___ SUPPLIED RECORDS

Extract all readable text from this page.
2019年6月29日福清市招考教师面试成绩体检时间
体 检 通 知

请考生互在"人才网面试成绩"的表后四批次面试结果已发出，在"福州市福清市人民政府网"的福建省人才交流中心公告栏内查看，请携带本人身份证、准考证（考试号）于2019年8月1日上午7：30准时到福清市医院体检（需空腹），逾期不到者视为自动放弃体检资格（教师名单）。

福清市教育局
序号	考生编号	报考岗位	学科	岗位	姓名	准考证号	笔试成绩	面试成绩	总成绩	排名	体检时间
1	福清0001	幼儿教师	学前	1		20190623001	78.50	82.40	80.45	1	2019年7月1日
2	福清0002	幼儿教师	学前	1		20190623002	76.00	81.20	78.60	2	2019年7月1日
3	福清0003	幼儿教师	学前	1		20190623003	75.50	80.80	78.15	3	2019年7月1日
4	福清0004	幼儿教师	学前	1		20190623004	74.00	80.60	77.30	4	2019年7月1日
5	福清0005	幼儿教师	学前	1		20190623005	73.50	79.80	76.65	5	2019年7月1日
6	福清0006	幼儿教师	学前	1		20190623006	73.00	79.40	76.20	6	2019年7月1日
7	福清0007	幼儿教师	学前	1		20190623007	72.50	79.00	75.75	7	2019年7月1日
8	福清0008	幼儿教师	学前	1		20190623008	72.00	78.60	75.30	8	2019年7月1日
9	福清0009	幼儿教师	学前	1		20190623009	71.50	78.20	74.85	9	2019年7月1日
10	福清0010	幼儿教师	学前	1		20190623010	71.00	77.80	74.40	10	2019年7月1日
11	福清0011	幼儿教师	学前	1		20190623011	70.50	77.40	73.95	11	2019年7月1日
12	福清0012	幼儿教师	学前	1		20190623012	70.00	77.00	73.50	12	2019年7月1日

______
___ SUPPLIED RECORDS

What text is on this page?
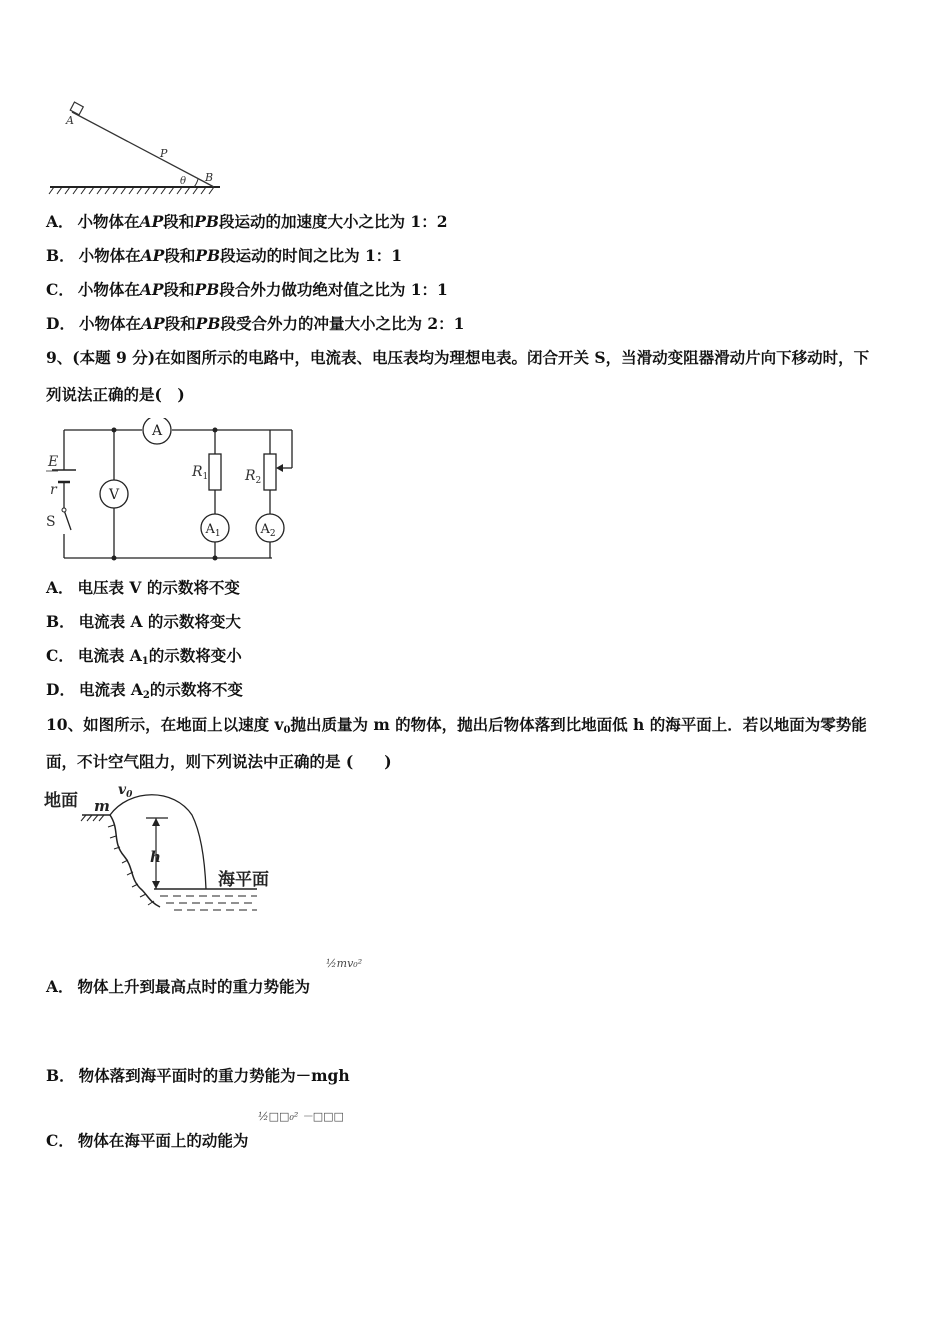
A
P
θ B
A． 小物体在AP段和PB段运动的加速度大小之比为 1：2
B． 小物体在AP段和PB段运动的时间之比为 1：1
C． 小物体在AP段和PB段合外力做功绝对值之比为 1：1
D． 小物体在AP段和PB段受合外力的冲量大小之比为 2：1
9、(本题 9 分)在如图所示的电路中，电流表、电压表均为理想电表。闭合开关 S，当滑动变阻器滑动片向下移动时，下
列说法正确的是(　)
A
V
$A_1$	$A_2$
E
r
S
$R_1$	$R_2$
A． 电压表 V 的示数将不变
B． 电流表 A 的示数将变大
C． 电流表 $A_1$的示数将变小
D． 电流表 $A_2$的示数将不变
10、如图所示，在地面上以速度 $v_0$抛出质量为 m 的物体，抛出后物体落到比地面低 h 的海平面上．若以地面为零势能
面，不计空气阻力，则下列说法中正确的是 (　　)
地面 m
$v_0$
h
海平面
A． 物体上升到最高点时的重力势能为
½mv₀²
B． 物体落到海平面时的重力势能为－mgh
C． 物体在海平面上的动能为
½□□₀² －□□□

______

Only lines with the string "幼儿教师" belong in your answer; copy each one.

1	福清0001	幼儿教师	学前	1		20190623001	78.50	82.40	80.45	1	2019年7月1日
2	福清0002	幼儿教师	学前	1		20190623002	76.00	81.20	78.60	2	2019年7月1日
3	福清0003	幼儿教师	学前	1		20190623003	75.50	80.80	78.15	3	2019年7月1日
4	福清0004	幼儿教师	学前	1		20190623004	74.00	80.60	77.30	4	2019年7月1日
5	福清0005	幼儿教师	学前	1		20190623005	73.50	79.80	76.65	5	2019年7月1日
6	福清0006	幼儿教师	学前	1		20190623006	73.00	79.40	76.20	6	2019年7月1日
7	福清0007	幼儿教师	学前	1		20190623007	72.50	79.00	75.75	7	2019年7月1日
8	福清0008	幼儿教师	学前	1		20190623008	72.00	78.60	75.30	8	2019年7月1日
9	福清0009	幼儿教师	学前	1		20190623009	71.50	78.20	74.85	9	2019年7月1日
10	福清0010	幼儿教师	学前	1		20190623010	71.00	77.80	74.40	10	2019年7月1日
11	福清0011	幼儿教师	学前	1		20190623011	70.50	77.40	73.95	11	2019年7月1日
12	福清0012	幼儿教师	学前	1		20190623012	70.00	77.00	73.50	12	2019年7月1日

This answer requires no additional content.